Start Data to process
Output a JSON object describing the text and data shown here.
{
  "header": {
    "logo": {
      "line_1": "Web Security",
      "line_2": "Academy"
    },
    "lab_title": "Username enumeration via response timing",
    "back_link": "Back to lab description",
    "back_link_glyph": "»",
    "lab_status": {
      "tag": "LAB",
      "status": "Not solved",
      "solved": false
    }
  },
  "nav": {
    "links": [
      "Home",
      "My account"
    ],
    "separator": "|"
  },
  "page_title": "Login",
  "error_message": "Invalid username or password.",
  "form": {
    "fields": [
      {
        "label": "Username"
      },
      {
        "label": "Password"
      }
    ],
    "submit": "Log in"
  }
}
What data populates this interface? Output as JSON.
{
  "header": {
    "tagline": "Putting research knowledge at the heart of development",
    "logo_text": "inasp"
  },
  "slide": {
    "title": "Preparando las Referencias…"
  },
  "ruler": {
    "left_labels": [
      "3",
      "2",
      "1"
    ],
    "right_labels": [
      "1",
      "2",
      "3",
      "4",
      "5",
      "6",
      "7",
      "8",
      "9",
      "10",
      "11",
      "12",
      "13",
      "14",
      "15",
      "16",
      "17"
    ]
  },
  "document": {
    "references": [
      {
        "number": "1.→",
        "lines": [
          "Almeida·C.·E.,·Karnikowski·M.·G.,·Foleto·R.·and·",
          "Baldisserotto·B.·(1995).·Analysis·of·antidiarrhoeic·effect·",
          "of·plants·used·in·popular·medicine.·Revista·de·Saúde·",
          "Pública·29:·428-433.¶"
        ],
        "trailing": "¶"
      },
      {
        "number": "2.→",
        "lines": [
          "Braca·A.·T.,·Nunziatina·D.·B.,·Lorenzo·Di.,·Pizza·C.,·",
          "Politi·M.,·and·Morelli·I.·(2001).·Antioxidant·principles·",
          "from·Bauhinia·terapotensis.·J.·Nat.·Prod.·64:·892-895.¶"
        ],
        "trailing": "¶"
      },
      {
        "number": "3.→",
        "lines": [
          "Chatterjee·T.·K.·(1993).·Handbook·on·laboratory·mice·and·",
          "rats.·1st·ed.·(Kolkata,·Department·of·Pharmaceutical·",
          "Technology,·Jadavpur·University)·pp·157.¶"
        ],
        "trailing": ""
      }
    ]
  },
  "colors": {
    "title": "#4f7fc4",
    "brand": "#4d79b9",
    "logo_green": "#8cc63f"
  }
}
End Data to process
— Exercise details —
Print the whole listing again, exactly.

— Exercise solution —
Output a JSON object describing the text and data shown here.
{
  "header": {
    "logo": {
      "line_1": "Web Security",
      "line_2": "Academy"
    },
    "lab_title": "Username enumeration via response timing",
    "back_link": "Back to lab description",
    "back_link_glyph": "»",
    "lab_status": {
      "tag": "LAB",
      "status": "Not solved",
      "solved": false
    }
  },
  "nav": {
    "links": [
      "Home",
      "My account"
    ],
    "separator": "|"
  },
  "page_title": "Login",
  "error_message": "Invalid username or password.",
  "form": {
    "fields": [
      {
        "label": "Username"
      },
      {
        "label": "Password"
      }
    ],
    "submit": "Log in"
  }
}
What data populates this interface? Output as JSON.
{
  "header": {
    "tagline": "Putting research knowledge at the heart of development",
    "logo_text": "inasp"
  },
  "slide": {
    "title": "Preparando las Referencias…"
  },
  "ruler": {
    "left_labels": [
      "3",
      "2",
      "1"
    ],
    "right_labels": [
      "1",
      "2",
      "3",
      "4",
      "5",
      "6",
      "7",
      "8",
      "9",
      "10",
      "11",
      "12",
      "13",
      "14",
      "15",
      "16",
      "17"
    ]
  },
  "document": {
    "references": [
      {
        "number": "1.→",
        "lines": [
          "Almeida·C.·E.,·Karnikowski·M.·G.,·Foleto·R.·and·",
          "Baldisserotto·B.·(1995).·Analysis·of·antidiarrhoeic·effect·",
          "of·plants·used·in·popular·medicine.·Revista·de·Saúde·",
          "Pública·29:·428-433.¶"
        ],
        "trailing": "¶"
      },
      {
        "number": "2.→",
        "lines": [
          "Braca·A.·T.,·Nunziatina·D.·B.,·Lorenzo·Di.,·Pizza·C.,·",
          "Politi·M.,·and·Morelli·I.·(2001).·Antioxidant·principles·",
          "from·Bauhinia·terapotensis.·J.·Nat.·Prod.·64:·892-895.¶"
        ],
        "trailing": "¶"
      },
      {
        "number": "3.→",
        "lines": [
          "Chatterjee·T.·K.·(1993).·Handbook·on·laboratory·mice·and·",
          "rats.·1st·ed.·(Kolkata,·Department·of·Pharmaceutical·",
          "Technology,·Jadavpur·University)·pp·157.¶"
        ],
        "trailing": ""
      }
    ]
  },
  "colors": {
    "title": "#4f7fc4",
    "brand": "#4d79b9",
    "logo_green": "#8cc63f"
  }
}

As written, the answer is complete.